▸ **Exercise goal**: Output the data below in full, byte for byte. Nothing may differ.

- - - -

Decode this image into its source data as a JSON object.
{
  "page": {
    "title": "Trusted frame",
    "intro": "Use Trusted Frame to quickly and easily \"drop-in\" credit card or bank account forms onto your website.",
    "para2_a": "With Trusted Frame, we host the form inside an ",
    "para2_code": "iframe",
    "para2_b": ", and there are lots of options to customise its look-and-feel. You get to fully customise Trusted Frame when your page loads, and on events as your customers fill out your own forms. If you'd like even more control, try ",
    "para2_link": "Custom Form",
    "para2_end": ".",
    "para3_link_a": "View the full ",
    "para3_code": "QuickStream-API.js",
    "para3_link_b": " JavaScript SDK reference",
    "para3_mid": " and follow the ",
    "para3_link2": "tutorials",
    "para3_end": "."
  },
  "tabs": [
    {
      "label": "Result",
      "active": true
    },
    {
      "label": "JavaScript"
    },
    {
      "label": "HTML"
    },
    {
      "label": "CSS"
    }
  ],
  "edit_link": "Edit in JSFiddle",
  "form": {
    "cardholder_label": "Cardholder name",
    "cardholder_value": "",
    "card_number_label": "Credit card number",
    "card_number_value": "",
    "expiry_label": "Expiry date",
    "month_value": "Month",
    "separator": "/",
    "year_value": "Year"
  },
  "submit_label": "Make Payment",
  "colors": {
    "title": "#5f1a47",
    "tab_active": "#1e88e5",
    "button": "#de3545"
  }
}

- - - -

▸ **Solved exercise**:
Decode this image into its source data as a JSON object.
{
  "page": {
    "title": "Trusted frame",
    "intro": "Use Trusted Frame to quickly and easily \"drop-in\" credit card or bank account forms onto your website.",
    "para2_a": "With Trusted Frame, we host the form inside an ",
    "para2_code": "iframe",
    "para2_b": ", and there are lots of options to customise its look-and-feel. You get to fully customise Trusted Frame when your page loads, and on events as your customers fill out your own forms. If you'd like even more control, try ",
    "para2_link": "Custom Form",
    "para2_end": ".",
    "para3_link_a": "View the full ",
    "para3_code": "QuickStream-API.js",
    "para3_link_b": " JavaScript SDK reference",
    "para3_mid": " and follow the ",
    "para3_link2": "tutorials",
    "para3_end": "."
  },
  "tabs": [
    {
      "label": "Result",
      "active": true
    },
    {
      "label": "JavaScript"
    },
    {
      "label": "HTML"
    },
    {
      "label": "CSS"
    }
  ],
  "edit_link": "Edit in JSFiddle",
  "form": {
    "cardholder_label": "Cardholder name",
    "cardholder_value": "",
    "card_number_label": "Credit card number",
    "card_number_value": "",
    "expiry_label": "Expiry date",
    "month_value": "Month",
    "separator": "/",
    "year_value": "Year"
  },
  "submit_label": "Make Payment",
  "colors": {
    "title": "#5f1a47",
    "tab_active": "#1e88e5",
    "button": "#de3545"
  }
}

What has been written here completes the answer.